WORK TO BE COMPLETED
Extract all of the entries and give them again, word for word.

Dataset entries
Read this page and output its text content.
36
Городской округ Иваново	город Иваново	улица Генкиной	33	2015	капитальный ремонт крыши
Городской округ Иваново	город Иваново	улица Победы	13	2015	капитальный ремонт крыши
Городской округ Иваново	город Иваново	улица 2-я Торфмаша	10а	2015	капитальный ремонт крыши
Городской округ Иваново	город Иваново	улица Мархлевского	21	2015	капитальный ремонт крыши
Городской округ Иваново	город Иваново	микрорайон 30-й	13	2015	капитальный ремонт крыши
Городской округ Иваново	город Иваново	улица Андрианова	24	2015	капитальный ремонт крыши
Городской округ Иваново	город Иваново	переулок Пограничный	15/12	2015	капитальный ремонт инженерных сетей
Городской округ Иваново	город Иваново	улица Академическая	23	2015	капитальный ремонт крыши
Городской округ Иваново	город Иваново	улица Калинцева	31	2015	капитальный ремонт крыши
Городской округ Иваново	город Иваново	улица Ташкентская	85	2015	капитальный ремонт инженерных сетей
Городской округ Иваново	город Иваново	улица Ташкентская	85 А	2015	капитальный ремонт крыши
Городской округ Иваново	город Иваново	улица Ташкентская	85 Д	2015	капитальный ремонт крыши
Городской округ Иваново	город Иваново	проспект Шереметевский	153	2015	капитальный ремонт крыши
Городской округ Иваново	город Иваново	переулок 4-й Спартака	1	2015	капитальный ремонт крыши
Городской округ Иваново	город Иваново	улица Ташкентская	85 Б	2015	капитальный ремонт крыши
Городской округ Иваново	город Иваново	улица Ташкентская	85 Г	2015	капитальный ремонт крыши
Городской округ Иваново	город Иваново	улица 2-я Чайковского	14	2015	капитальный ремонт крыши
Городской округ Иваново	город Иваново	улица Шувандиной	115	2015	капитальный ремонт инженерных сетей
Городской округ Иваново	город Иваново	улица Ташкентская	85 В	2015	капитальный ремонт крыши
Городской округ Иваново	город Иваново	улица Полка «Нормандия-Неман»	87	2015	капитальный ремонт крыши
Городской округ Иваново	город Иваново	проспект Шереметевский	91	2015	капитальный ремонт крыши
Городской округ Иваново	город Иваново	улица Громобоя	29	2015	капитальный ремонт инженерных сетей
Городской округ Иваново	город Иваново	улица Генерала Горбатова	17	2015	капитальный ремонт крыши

WRITTEN ANSWER
Read this page and output its text content.
36
Городской округ Иваново	город Иваново	улица Генкиной	33	2015	капитальный ремонт крыши
Городской округ Иваново	город Иваново	улица Победы	13	2015	капитальный ремонт крыши
Городской округ Иваново	город Иваново	улица 2-я Торфмаша	10а	2015	капитальный ремонт крыши
Городской округ Иваново	город Иваново	улица Мархлевского	21	2015	капитальный ремонт крыши
Городской округ Иваново	город Иваново	микрорайон 30-й	13	2015	капитальный ремонт крыши
Городской округ Иваново	город Иваново	улица Андрианова	24	2015	капитальный ремонт крыши
Городской округ Иваново	город Иваново	переулок Пограничный	15/12	2015	капитальный ремонт инженерных сетей
Городской округ Иваново	город Иваново	улица Академическая	23	2015	капитальный ремонт крыши
Городской округ Иваново	город Иваново	улица Калинцева	31	2015	капитальный ремонт крыши
Городской округ Иваново	город Иваново	улица Ташкентская	85	2015	капитальный ремонт инженерных сетей
Городской округ Иваново	город Иваново	улица Ташкентская	85 А	2015	капитальный ремонт крыши
Городской округ Иваново	город Иваново	улица Ташкентская	85 Д	2015	капитальный ремонт крыши
Городской округ Иваново	город Иваново	проспект Шереметевский	153	2015	капитальный ремонт крыши
Городской округ Иваново	город Иваново	переулок 4-й Спартака	1	2015	капитальный ремонт крыши
Городской округ Иваново	город Иваново	улица Ташкентская	85 Б	2015	капитальный ремонт крыши
Городской округ Иваново	город Иваново	улица Ташкентская	85 Г	2015	капитальный ремонт крыши
Городской округ Иваново	город Иваново	улица 2-я Чайковского	14	2015	капитальный ремонт крыши
Городской округ Иваново	город Иваново	улица Шувандиной	115	2015	капитальный ремонт инженерных сетей
Городской округ Иваново	город Иваново	улица Ташкентская	85 В	2015	капитальный ремонт крыши
Городской округ Иваново	город Иваново	улица Полка «Нормандия-Неман»	87	2015	капитальный ремонт крыши
Городской округ Иваново	город Иваново	проспект Шереметевский	91	2015	капитальный ремонт крыши
Городской округ Иваново	город Иваново	улица Громобоя	29	2015	капитальный ремонт инженерных сетей
Городской округ Иваново	город Иваново	улица Генерала Горбатова	17	2015	капитальный ремонт крыши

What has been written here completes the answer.